From the listing that follows, output everything exactly except the pictures.

(Raw records)
'''

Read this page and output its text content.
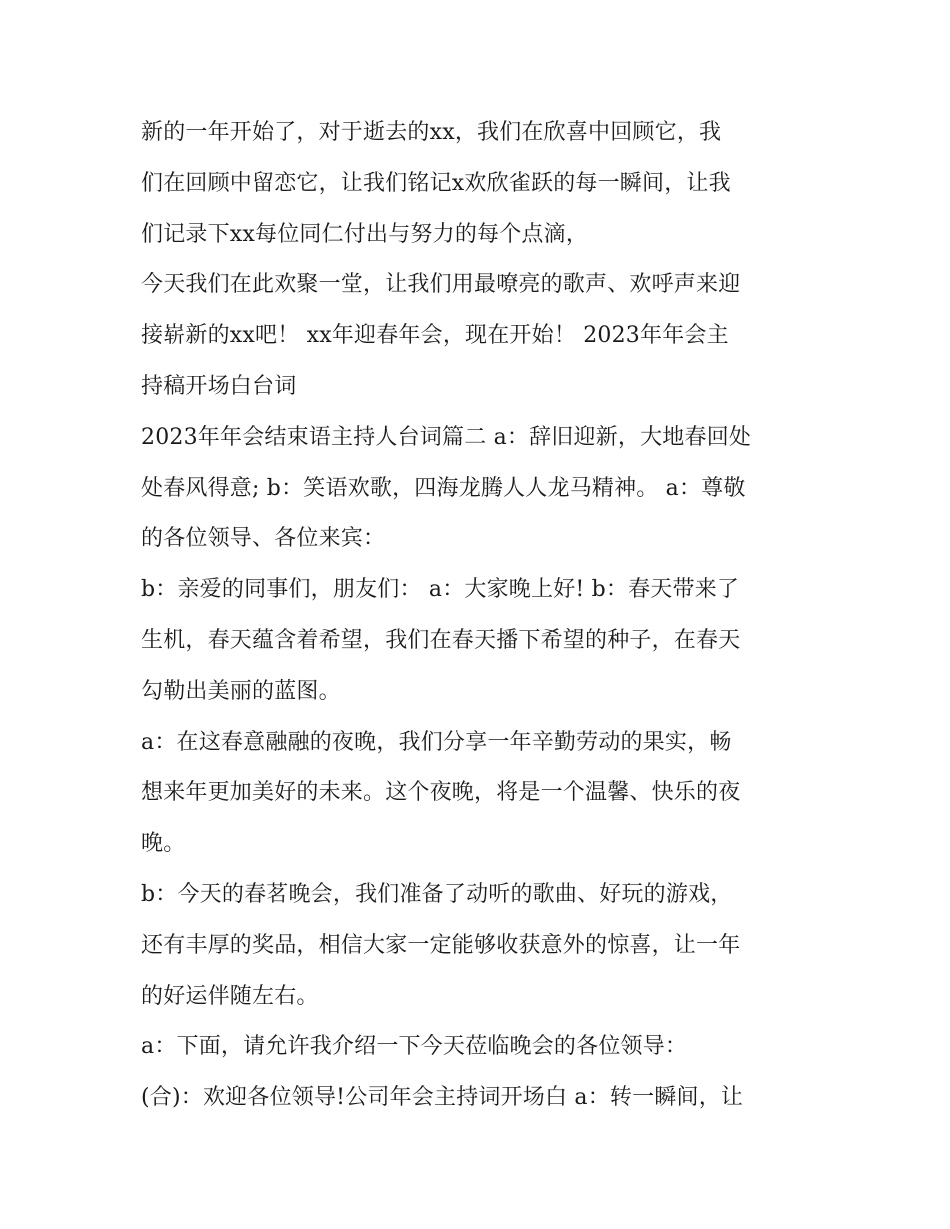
新的一年开始了，对于逝去的xx，我们在欣喜中回顾它，我
们在回顾中留恋它，让我们铭记x欢欣雀跃的每一瞬间，让我
们记录下xx每位同仁付出与努力的每个点滴，
今天我们在此欢聚一堂，让我们用最嘹亮的歌声、欢呼声来迎
接崭新的xx吧！ xx年迎春年会，现在开始！ 2023年年会主
持稿开场白台词
2023年年会结束语主持人台词篇二 a：辞旧迎新，大地春回处
处春风得意; b：笑语欢歌，四海龙腾人人龙马精神。 a：尊敬
的各位领导、各位来宾：
b：亲爱的同事们，朋友们： a：大家晚上好! b：春天带来了
生机，春天蕴含着希望，我们在春天播下希望的种子，在春天
勾勒出美丽的蓝图。
a：在这春意融融的夜晚，我们分享一年辛勤劳动的果实，畅
想来年更加美好的未来。这个夜晚，将是一个温馨、快乐的夜
晚。
b：今天的春茗晚会，我们准备了动听的歌曲、好玩的游戏，
还有丰厚的奖品，相信大家一定能够收获意外的惊喜，让一年
的好运伴随左右。
a：下面，请允许我介绍一下今天莅临晚会的各位领导：
(合)：欢迎各位领导!公司年会主持词开场白 a：转一瞬间，让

'''

Full solution »
Read this page and output its text content.
新的一年开始了，对于逝去的xx，我们在欣喜中回顾它，我
们在回顾中留恋它，让我们铭记x欢欣雀跃的每一瞬间，让我
们记录下xx每位同仁付出与努力的每个点滴，
今天我们在此欢聚一堂，让我们用最嘹亮的歌声、欢呼声来迎
接崭新的xx吧！ xx年迎春年会，现在开始！ 2023年年会主
持稿开场白台词
2023年年会结束语主持人台词篇二 a：辞旧迎新，大地春回处
处春风得意; b：笑语欢歌，四海龙腾人人龙马精神。 a：尊敬
的各位领导、各位来宾：
b：亲爱的同事们，朋友们： a：大家晚上好! b：春天带来了
生机，春天蕴含着希望，我们在春天播下希望的种子，在春天
勾勒出美丽的蓝图。
a：在这春意融融的夜晚，我们分享一年辛勤劳动的果实，畅
想来年更加美好的未来。这个夜晚，将是一个温馨、快乐的夜
晚。
b：今天的春茗晚会，我们准备了动听的歌曲、好玩的游戏，
还有丰厚的奖品，相信大家一定能够收获意外的惊喜，让一年
的好运伴随左右。
a：下面，请允许我介绍一下今天莅临晚会的各位领导：
(合)：欢迎各位领导!公司年会主持词开场白 a：转一瞬间，让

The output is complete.